▶ **WORK TO COMPLETE**
For the copy, please give all of the data again exactly and leave the pictures out.

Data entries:
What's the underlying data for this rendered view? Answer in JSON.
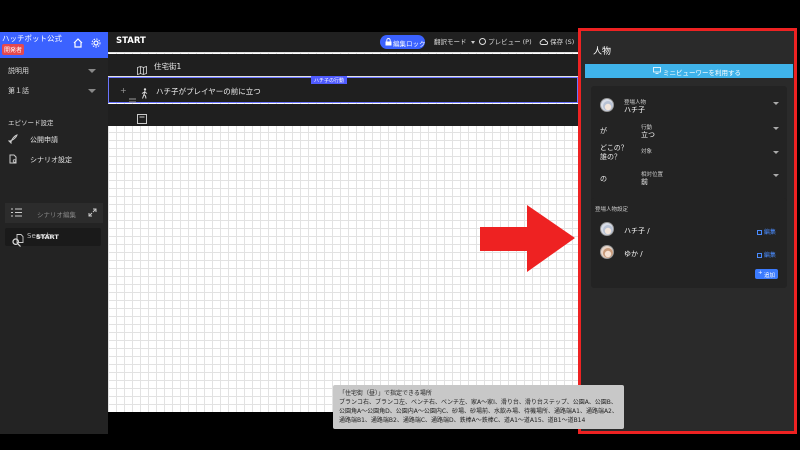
{
  "sidebar": {
    "brand_title": "ハッチポット公式",
    "brand_badge": "開発者",
    "select1": "説明用",
    "select2": "第１話",
    "section_label": "エピソード設定",
    "item_publish": "公開申請",
    "item_scenario_settings": "シナリオ設定",
    "item_scenario_edit": "シナリオ編集",
    "search_placeholder": "Search",
    "scene_item": "START"
  },
  "header": {
    "title": "START",
    "lock_label": "編集ロック",
    "translate_label": "翻訳モード",
    "preview_label": "プレビュー (P)",
    "save_label": "保存 (S)"
  },
  "editor": {
    "row1": "住宅街1",
    "row2": "ハチ子がプレイヤーの前に立つ",
    "row2_tag": "ハチ子の行動"
  },
  "panel": {
    "title": "人物",
    "mini_viewer_button": "ミニビューワーを利用する",
    "character_label": "登場人物",
    "character_value": "ハチ子",
    "particle_ga": "が",
    "action_label": "行動",
    "action_value": "立つ",
    "question": "どこの？\n誰の？",
    "target_label": "対象",
    "particle_no": "の",
    "relpos_label": "相対位置",
    "relpos_value": "前",
    "settings_title": "登場人物設定",
    "chars": [
      {
        "name": "ハチ子 /",
        "edit": "編集"
      },
      {
        "name": "ゆか /",
        "edit": "編集"
      }
    ],
    "add_label": "追加"
  },
  "tooltip": {
    "title": "「住宅街（昼）」で指定できる場所",
    "body": "ブランコ右、ブランコ左、ベンチ右、ベンチ左、家A〜家I、滑り台、滑り台ステップ、公園A、公園B、公園角A〜公園角D、公園内A〜公園内C、砂場、砂場前、水飲み場、待機場所、通路端A1、通路端A2、通路端B1、通路端B2、通路端C、通路端D、鉄棒A〜鉄棒C、道A1〜道A15、道B1〜道B14"
  },
  "colors": {
    "accent_blue": "#3b62ff",
    "highlight_red": "#ee2222",
    "mini_viewer_cyan": "#3fb3ea"
  }
}
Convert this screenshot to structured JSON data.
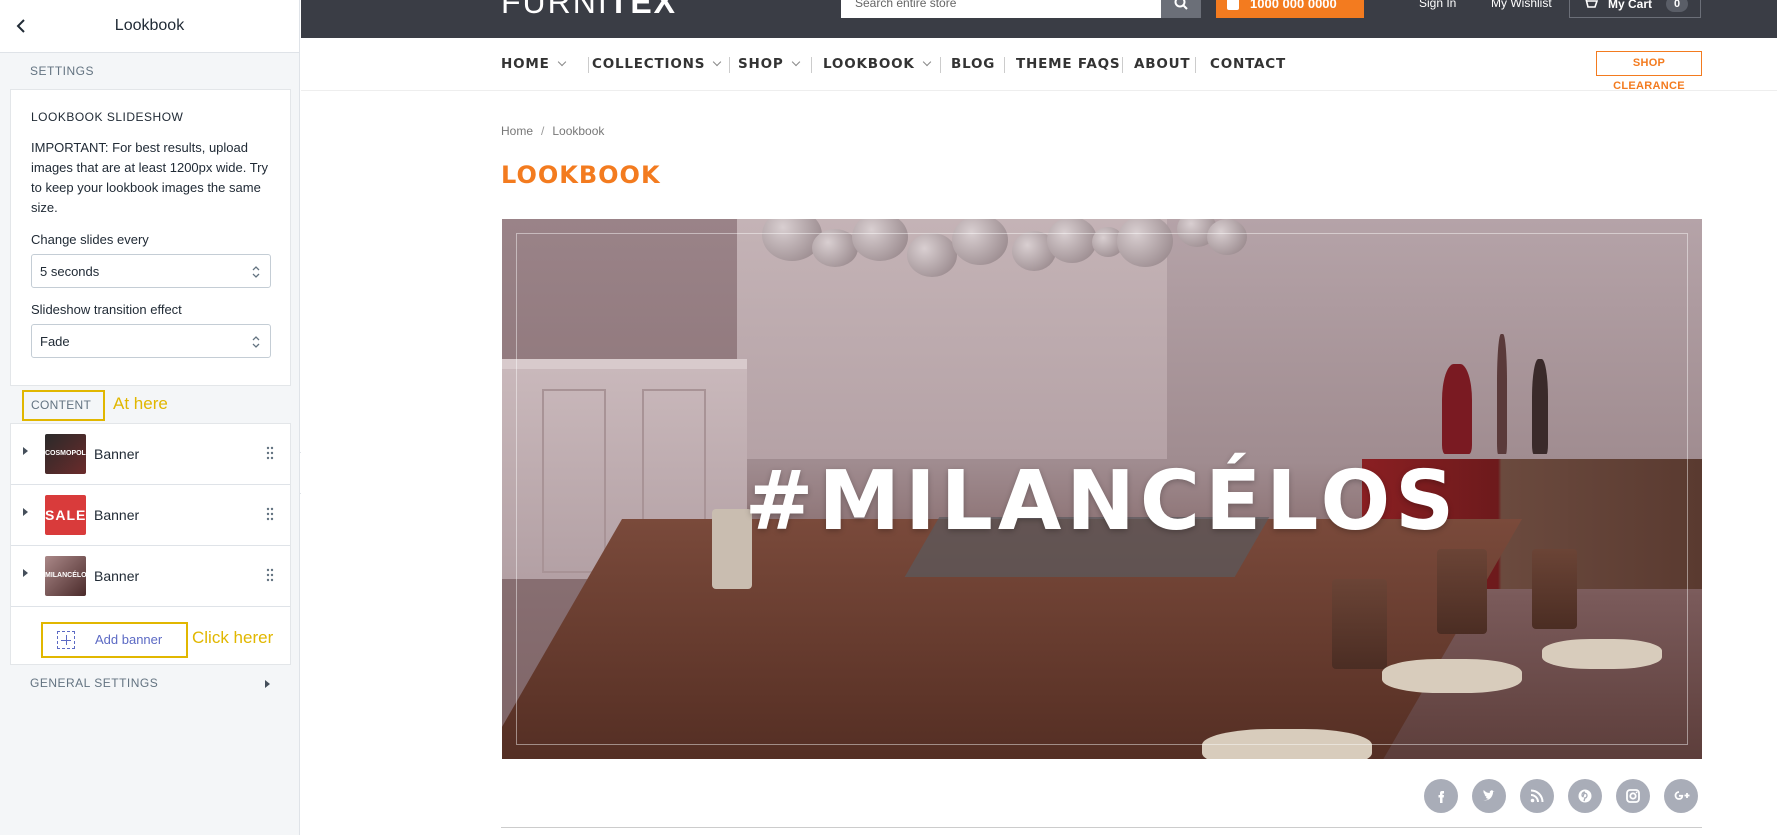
{
  "sidebar": {
    "title": "Lookbook",
    "settings_label": "SETTINGS",
    "slideshow_card": {
      "title": "LOOKBOOK SLIDESHOW",
      "info": "IMPORTANT: For best results, upload images that are at least 1200px wide. Try to keep your lookbook images the same size.",
      "change_slides_label": "Change slides every",
      "change_slides_value": "5 seconds",
      "transition_label": "Slideshow transition effect",
      "transition_value": "Fade"
    },
    "content_label": "CONTENT",
    "annotation_here": "At here",
    "banners": [
      {
        "label": "Banner",
        "thumb_text": "COSMOPOLI"
      },
      {
        "label": "Banner",
        "thumb_text": "SALE"
      },
      {
        "label": "Banner",
        "thumb_text": "MILANCÉLO"
      }
    ],
    "add_banner_label": "Add banner",
    "annotation_click": "Click herer",
    "general_settings_label": "GENERAL SETTINGS"
  },
  "store": {
    "logo_light": "FURNI",
    "logo_bold": "TEX",
    "search_placeholder": "Search entire store",
    "phone": "1000 000 0000",
    "sign_in": "Sign In",
    "wishlist": "My Wishlist",
    "cart_label": "My Cart",
    "cart_count": "0",
    "nav": [
      {
        "label": "HOME",
        "dropdown": true
      },
      {
        "label": "COLLECTIONS",
        "dropdown": true
      },
      {
        "label": "SHOP",
        "dropdown": true
      },
      {
        "label": "LOOKBOOK",
        "dropdown": true
      },
      {
        "label": "BLOG",
        "dropdown": false
      },
      {
        "label": "THEME FAQS",
        "dropdown": false
      },
      {
        "label": "ABOUT",
        "dropdown": false
      },
      {
        "label": "CONTACT",
        "dropdown": false
      }
    ],
    "clearance_label": "SHOP CLEARANCE",
    "breadcrumb_home": "Home",
    "breadcrumb_sep": "/",
    "breadcrumb_current": "Lookbook",
    "page_title": "LOOKBOOK",
    "hero_text": "#MILANCÉLOS",
    "social_icons": [
      "facebook-icon",
      "twitter-icon",
      "rss-icon",
      "pinterest-icon",
      "instagram-icon",
      "google-plus-icon"
    ]
  },
  "colors": {
    "accent_orange": "#f37b1f",
    "annotation_yellow": "#e1b700",
    "topbar": "#3a3d45",
    "link_blue": "#5c6ac4"
  }
}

▶ **WRITTEN REPLY**
What's the underlying data for this rendered view? Answer in JSON.
{
  "sidebar": {
    "brand_title": "ハッチポット公式",
    "brand_badge": "開発者",
    "select1": "説明用",
    "select2": "第１話",
    "section_label": "エピソード設定",
    "item_publish": "公開申請",
    "item_scenario_settings": "シナリオ設定",
    "item_scenario_edit": "シナリオ編集",
    "search_placeholder": "Search",
    "scene_item": "START"
  },
  "header": {
    "title": "START",
    "lock_label": "編集ロック",
    "translate_label": "翻訳モード",
    "preview_label": "プレビュー (P)",
    "save_label": "保存 (S)"
  },
  "editor": {
    "row1": "住宅街1",
    "row2": "ハチ子がプレイヤーの前に立つ",
    "row2_tag": "ハチ子の行動"
  },
  "panel": {
    "title": "人物",
    "mini_viewer_button": "ミニビューワーを利用する",
    "character_label": "登場人物",
    "character_value": "ハチ子",
    "particle_ga": "が",
    "action_label": "行動",
    "action_value": "立つ",
    "question": "どこの？\n誰の？",
    "target_label": "対象",
    "particle_no": "の",
    "relpos_label": "相対位置",
    "relpos_value": "前",
    "settings_title": "登場人物設定",
    "chars": [
      {
        "name": "ハチ子 /",
        "edit": "編集"
      },
      {
        "name": "ゆか /",
        "edit": "編集"
      }
    ],
    "add_label": "追加"
  },
  "tooltip": {
    "title": "「住宅街（昼）」で指定できる場所",
    "body": "ブランコ右、ブランコ左、ベンチ右、ベンチ左、家A〜家I、滑り台、滑り台ステップ、公園A、公園B、公園角A〜公園角D、公園内A〜公園内C、砂場、砂場前、水飲み場、待機場所、通路端A1、通路端A2、通路端B1、通路端B2、通路端C、通路端D、鉄棒A〜鉄棒C、道A1〜道A15、道B1〜道B14"
  },
  "colors": {
    "accent_blue": "#3b62ff",
    "highlight_red": "#ee2222",
    "mini_viewer_cyan": "#3fb3ea"
  }
}
Convert this screenshot to structured JSON data.
{
  "sidebar": {
    "title": "Lookbook",
    "settings_label": "SETTINGS",
    "slideshow_card": {
      "title": "LOOKBOOK SLIDESHOW",
      "info": "IMPORTANT: For best results, upload images that are at least 1200px wide. Try to keep your lookbook images the same size.",
      "change_slides_label": "Change slides every",
      "change_slides_value": "5 seconds",
      "transition_label": "Slideshow transition effect",
      "transition_value": "Fade"
    },
    "content_label": "CONTENT",
    "annotation_here": "At here",
    "banners": [
      {
        "label": "Banner",
        "thumb_text": "COSMOPOLI"
      },
      {
        "label": "Banner",
        "thumb_text": "SALE"
      },
      {
        "label": "Banner",
        "thumb_text": "MILANCÉLO"
      }
    ],
    "add_banner_label": "Add banner",
    "annotation_click": "Click herer",
    "general_settings_label": "GENERAL SETTINGS"
  },
  "store": {
    "logo_light": "FURNI",
    "logo_bold": "TEX",
    "search_placeholder": "Search entire store",
    "phone": "1000 000 0000",
    "sign_in": "Sign In",
    "wishlist": "My Wishlist",
    "cart_label": "My Cart",
    "cart_count": "0",
    "nav": [
      {
        "label": "HOME",
        "dropdown": true
      },
      {
        "label": "COLLECTIONS",
        "dropdown": true
      },
      {
        "label": "SHOP",
        "dropdown": true
      },
      {
        "label": "LOOKBOOK",
        "dropdown": true
      },
      {
        "label": "BLOG",
        "dropdown": false
      },
      {
        "label": "THEME FAQS",
        "dropdown": false
      },
      {
        "label": "ABOUT",
        "dropdown": false
      },
      {
        "label": "CONTACT",
        "dropdown": false
      }
    ],
    "clearance_label": "SHOP CLEARANCE",
    "breadcrumb_home": "Home",
    "breadcrumb_sep": "/",
    "breadcrumb_current": "Lookbook",
    "page_title": "LOOKBOOK",
    "hero_text": "#MILANCÉLOS",
    "social_icons": [
      "facebook-icon",
      "twitter-icon",
      "rss-icon",
      "pinterest-icon",
      "instagram-icon",
      "google-plus-icon"
    ]
  },
  "colors": {
    "accent_orange": "#f37b1f",
    "annotation_yellow": "#e1b700",
    "topbar": "#3a3d45",
    "link_blue": "#5c6ac4"
  }
}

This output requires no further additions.